EXERCISE OBJECTIVE
Copy all lines below containing "Immobilienergebnis".

>> BEGIN

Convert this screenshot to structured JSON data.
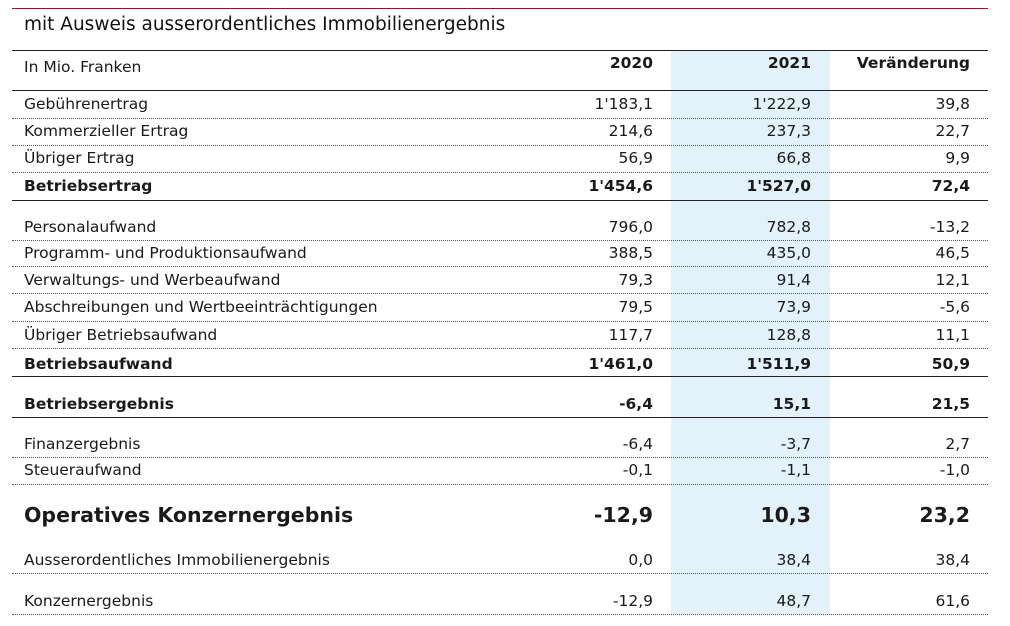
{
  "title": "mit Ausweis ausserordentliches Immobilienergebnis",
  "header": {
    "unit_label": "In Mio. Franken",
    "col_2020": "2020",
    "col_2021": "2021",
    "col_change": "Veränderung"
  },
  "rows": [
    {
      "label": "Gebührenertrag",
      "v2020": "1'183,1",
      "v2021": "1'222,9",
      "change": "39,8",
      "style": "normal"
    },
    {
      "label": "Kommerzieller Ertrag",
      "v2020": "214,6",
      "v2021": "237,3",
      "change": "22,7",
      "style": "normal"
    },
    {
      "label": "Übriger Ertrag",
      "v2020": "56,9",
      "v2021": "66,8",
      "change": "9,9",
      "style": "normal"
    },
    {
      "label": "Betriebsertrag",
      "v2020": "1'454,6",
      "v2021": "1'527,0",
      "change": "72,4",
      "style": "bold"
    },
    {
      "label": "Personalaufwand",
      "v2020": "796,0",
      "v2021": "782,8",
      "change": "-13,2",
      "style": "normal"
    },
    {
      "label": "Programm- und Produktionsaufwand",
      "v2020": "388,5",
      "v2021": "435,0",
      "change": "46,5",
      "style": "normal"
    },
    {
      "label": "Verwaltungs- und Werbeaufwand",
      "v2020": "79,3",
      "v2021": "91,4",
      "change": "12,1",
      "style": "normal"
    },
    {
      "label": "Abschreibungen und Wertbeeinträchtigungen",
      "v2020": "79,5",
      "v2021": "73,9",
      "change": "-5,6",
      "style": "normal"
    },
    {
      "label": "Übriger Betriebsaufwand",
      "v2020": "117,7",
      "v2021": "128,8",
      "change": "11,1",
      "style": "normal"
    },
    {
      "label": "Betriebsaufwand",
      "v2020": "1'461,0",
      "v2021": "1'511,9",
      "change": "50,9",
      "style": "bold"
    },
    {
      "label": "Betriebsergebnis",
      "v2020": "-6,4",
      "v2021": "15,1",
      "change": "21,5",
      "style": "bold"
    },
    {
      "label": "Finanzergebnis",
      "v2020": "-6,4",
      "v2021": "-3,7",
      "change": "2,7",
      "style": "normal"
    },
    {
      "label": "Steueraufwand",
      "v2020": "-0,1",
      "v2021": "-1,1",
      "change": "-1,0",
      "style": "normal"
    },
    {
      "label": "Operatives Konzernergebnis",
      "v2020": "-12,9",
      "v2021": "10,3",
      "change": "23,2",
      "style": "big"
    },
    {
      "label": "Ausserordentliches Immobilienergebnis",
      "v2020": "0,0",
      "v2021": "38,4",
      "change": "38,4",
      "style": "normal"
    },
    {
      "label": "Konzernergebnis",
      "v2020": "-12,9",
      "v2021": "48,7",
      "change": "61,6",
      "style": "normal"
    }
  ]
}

>> END
>> BEGIN

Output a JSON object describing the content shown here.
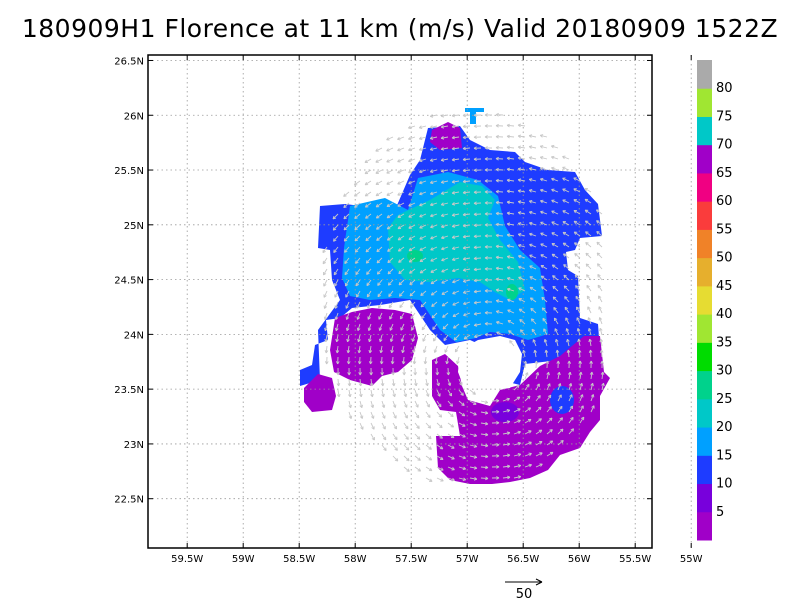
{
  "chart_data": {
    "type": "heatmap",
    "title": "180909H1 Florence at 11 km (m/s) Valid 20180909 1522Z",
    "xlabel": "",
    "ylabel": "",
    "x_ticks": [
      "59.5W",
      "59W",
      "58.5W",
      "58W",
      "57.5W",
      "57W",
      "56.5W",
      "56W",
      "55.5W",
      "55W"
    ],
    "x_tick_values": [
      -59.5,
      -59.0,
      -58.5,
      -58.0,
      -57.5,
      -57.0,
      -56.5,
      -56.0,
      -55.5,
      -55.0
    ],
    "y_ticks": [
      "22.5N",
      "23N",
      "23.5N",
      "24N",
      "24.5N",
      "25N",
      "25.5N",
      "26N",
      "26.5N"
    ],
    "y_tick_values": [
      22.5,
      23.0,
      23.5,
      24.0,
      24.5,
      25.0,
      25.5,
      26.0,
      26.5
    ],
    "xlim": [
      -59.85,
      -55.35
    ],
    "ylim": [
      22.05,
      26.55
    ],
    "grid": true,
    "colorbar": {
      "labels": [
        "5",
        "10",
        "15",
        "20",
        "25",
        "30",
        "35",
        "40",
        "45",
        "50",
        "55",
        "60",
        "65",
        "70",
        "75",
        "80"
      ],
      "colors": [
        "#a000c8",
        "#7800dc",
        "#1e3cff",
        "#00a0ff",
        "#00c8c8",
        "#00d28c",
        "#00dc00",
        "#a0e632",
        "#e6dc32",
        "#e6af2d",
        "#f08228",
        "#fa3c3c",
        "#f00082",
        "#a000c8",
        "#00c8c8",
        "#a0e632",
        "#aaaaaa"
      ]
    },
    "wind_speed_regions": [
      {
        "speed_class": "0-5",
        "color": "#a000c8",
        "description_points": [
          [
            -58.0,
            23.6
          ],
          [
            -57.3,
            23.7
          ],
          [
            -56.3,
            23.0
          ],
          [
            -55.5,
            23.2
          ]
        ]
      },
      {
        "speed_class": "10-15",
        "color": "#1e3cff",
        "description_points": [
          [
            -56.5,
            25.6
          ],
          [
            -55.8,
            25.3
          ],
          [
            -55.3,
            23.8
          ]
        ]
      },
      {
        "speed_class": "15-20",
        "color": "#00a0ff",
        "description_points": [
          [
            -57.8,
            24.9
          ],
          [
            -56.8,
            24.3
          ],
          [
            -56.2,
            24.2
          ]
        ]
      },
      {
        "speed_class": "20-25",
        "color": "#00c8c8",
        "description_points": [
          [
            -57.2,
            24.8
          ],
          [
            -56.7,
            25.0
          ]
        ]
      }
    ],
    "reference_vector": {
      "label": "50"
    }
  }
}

>> END

TASK RESULT
  "title": "mit Ausweis ausserordentliches Immobilienergebnis",
      "label": "Ausserordentliches Immobilienergebnis",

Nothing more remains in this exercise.